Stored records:

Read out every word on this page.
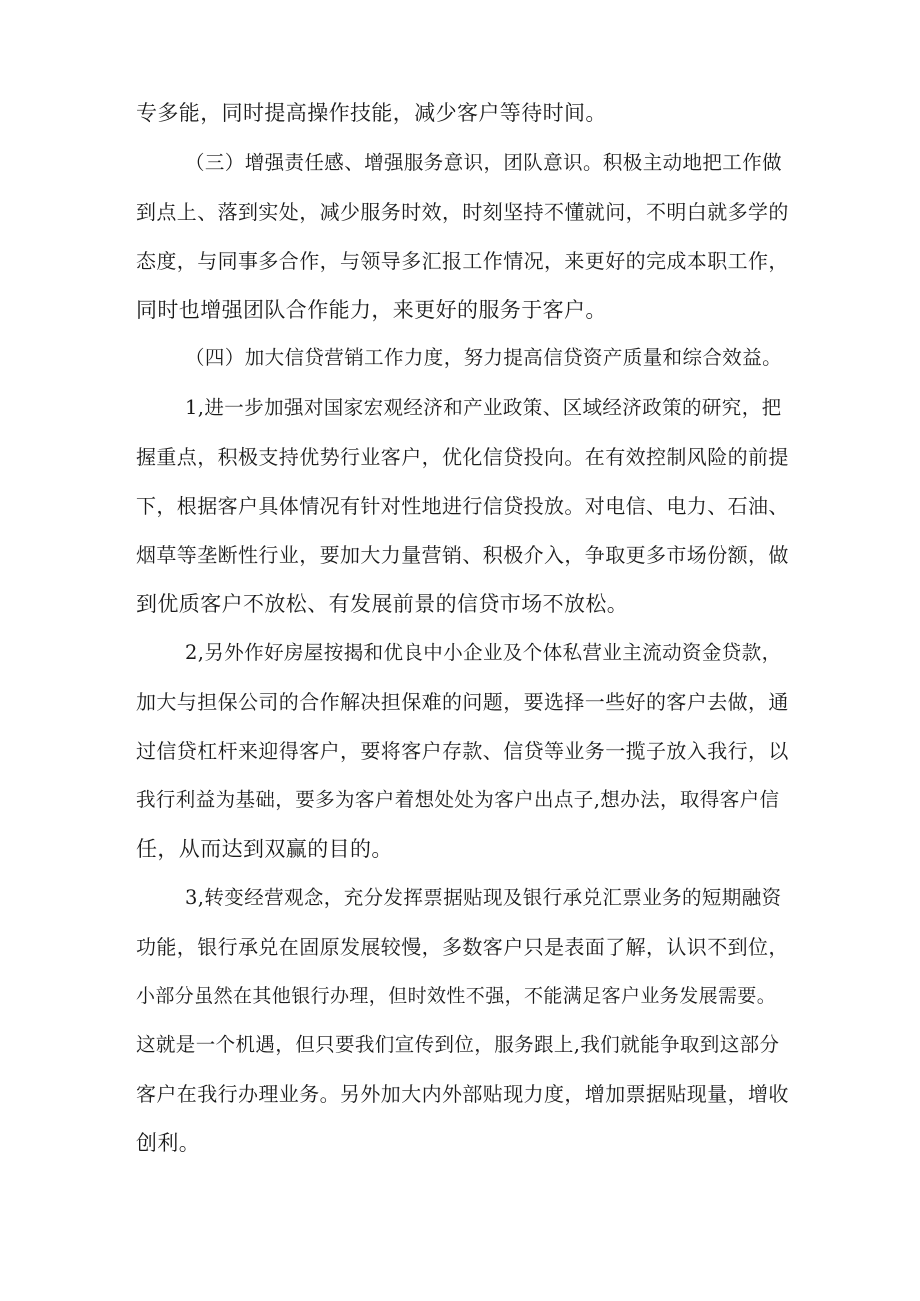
专多能，同时提高操作技能，减少客户等待时间。
（三）增强责任感、增强服务意识，团队意识。积极主动地把工作做
到点上、落到实处，减少服务时效，时刻坚持不懂就问，不明白就多学的
态度，与同事多合作，与领导多汇报工作情况，来更好的完成本职工作，
同时也增强团队合作能力，来更好的服务于客户。
（四）加大信贷营销工作力度，努力提高信贷资产质量和综合效益。
1,进一步加强对国家宏观经济和产业政策、区域经济政策的研究，把
握重点，积极支持优势行业客户，优化信贷投向。在有效控制风险的前提
下，根据客户具体情况有针对性地进行信贷投放。对电信、电力、石油、
烟草等垄断性行业，要加大力量营销、积极介入，争取更多市场份额，做
到优质客户不放松、有发展前景的信贷市场不放松。
2,另外作好房屋按揭和优良中小企业及个体私营业主流动资金贷款，
加大与担保公司的合作解决担保难的问题，要选择一些好的客户去做，通
过信贷杠杆来迎得客户，要将客户存款、信贷等业务一揽子放入我行，以
我行利益为基础，要多为客户着想处处为客户出点子,想办法，取得客户信
任，从而达到双赢的目的。
3,转变经营观念，充分发挥票据贴现及银行承兑汇票业务的短期融资
功能，银行承兑在固原发展较慢，多数客户只是表面了解，认识不到位，
小部分虽然在其他银行办理，但时效性不强，不能满足客户业务发展需要。
这就是一个机遇，但只要我们宣传到位，服务跟上,我们就能争取到这部分
客户在我行办理业务。另外加大内外部贴现力度，增加票据贴现量，增收
创利。
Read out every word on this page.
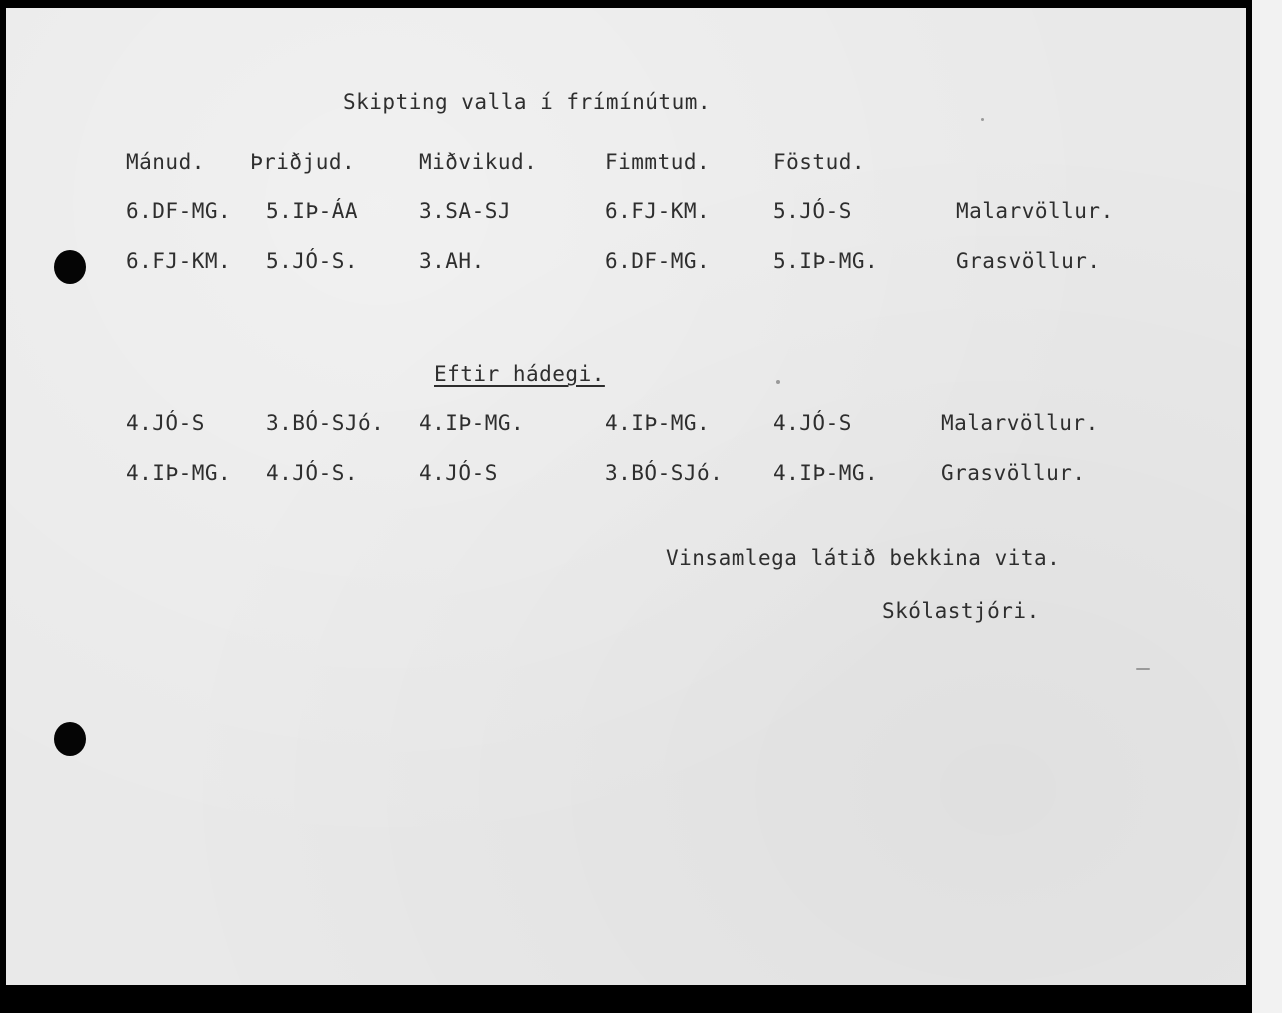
Skipting valla í frímínútum.
Mánud. Þriðjud.	Miðvikud.	Fimmtud.	Föstud.
6.DF-MG. 5.IÞ-ÁA	3.SA-SJ	6.FJ-KM.	5.JÓ-S	Malarvöllur.
6.FJ-KM. 5.JÓ-S.	3.AH.	6.DF-MG.	5.IÞ-MG.	Grasvöllur.
Eftir hádegi.
4.JÓ-S	3.BÓ-SJó. 4.IÞ-MG.	4.IÞ-MG.	4.JÓ-S	Malarvöllur.
4.IÞ-MG. 4.JÓ-S.	4.JÓ-S	3.BÓ-SJó. 4.IÞ-MG.	Grasvöllur.
Vinsamlega látið bekkina vita.
Skólastjóri.
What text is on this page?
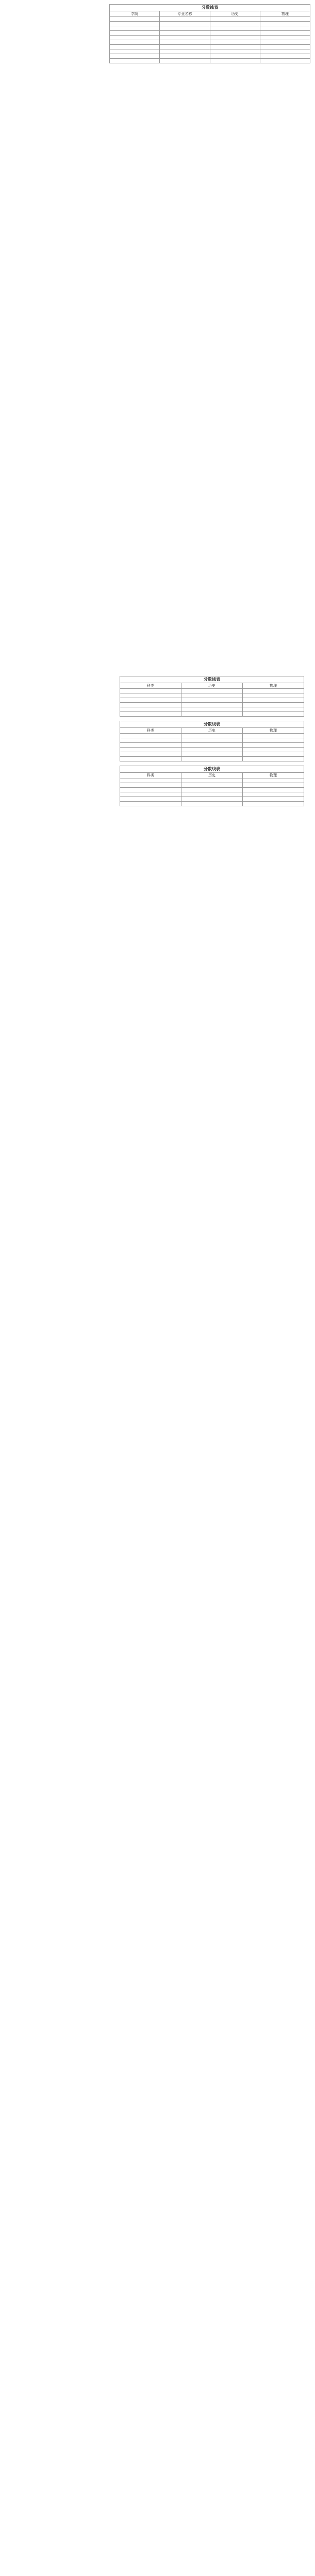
分数线表			
学院	专业名称	历史	物理

分数线表		
科类	历史	物理

分数线表		
科类	历史	物理

分数线表		
科类	历史	物理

▶ _What is being asked_: Write out the material above again, word for word, minus its pictures.

▶ _Answer for this exercise_:
Read out every word on this page.
专多能，同时提高操作技能，减少客户等待时间。
（三）增强责任感、增强服务意识，团队意识。积极主动地把工作做
到点上、落到实处，减少服务时效，时刻坚持不懂就问，不明白就多学的
态度，与同事多合作，与领导多汇报工作情况，来更好的完成本职工作，
同时也增强团队合作能力，来更好的服务于客户。
（四）加大信贷营销工作力度，努力提高信贷资产质量和综合效益。
1,进一步加强对国家宏观经济和产业政策、区域经济政策的研究，把
握重点，积极支持优势行业客户，优化信贷投向。在有效控制风险的前提
下，根据客户具体情况有针对性地进行信贷投放。对电信、电力、石油、
烟草等垄断性行业，要加大力量营销、积极介入，争取更多市场份额，做
到优质客户不放松、有发展前景的信贷市场不放松。
2,另外作好房屋按揭和优良中小企业及个体私营业主流动资金贷款，
加大与担保公司的合作解决担保难的问题，要选择一些好的客户去做，通
过信贷杠杆来迎得客户，要将客户存款、信贷等业务一揽子放入我行，以
我行利益为基础，要多为客户着想处处为客户出点子,想办法，取得客户信
任，从而达到双赢的目的。
3,转变经营观念，充分发挥票据贴现及银行承兑汇票业务的短期融资
功能，银行承兑在固原发展较慢，多数客户只是表面了解，认识不到位，
小部分虽然在其他银行办理，但时效性不强，不能满足客户业务发展需要。
这就是一个机遇，但只要我们宣传到位，服务跟上,我们就能争取到这部分
客户在我行办理业务。另外加大内外部贴现力度，增加票据贴现量，增收
创利。
Read out every word on this page.
Skipting valla í frímínútum.
Mánud. Þriðjud.	Miðvikud.	Fimmtud.	Föstud.
6.DF-MG. 5.IÞ-ÁA	3.SA-SJ	6.FJ-KM.	5.JÓ-S	Malarvöllur.
6.FJ-KM. 5.JÓ-S.	3.AH.	6.DF-MG.	5.IÞ-MG.	Grasvöllur.
Eftir hádegi.
4.JÓ-S	3.BÓ-SJó. 4.IÞ-MG.	4.IÞ-MG.	4.JÓ-S	Malarvöllur.
4.IÞ-MG. 4.JÓ-S.	4.JÓ-S	3.BÓ-SJó. 4.IÞ-MG.	Grasvöllur.
Vinsamlega látið bekkina vita.
Skólastjóri.
What text is on this page?
分数线表			
学院	专业名称	历史	物理

分数线表		
科类	历史	物理

分数线表		
科类	历史	物理

分数线表		
科类	历史	物理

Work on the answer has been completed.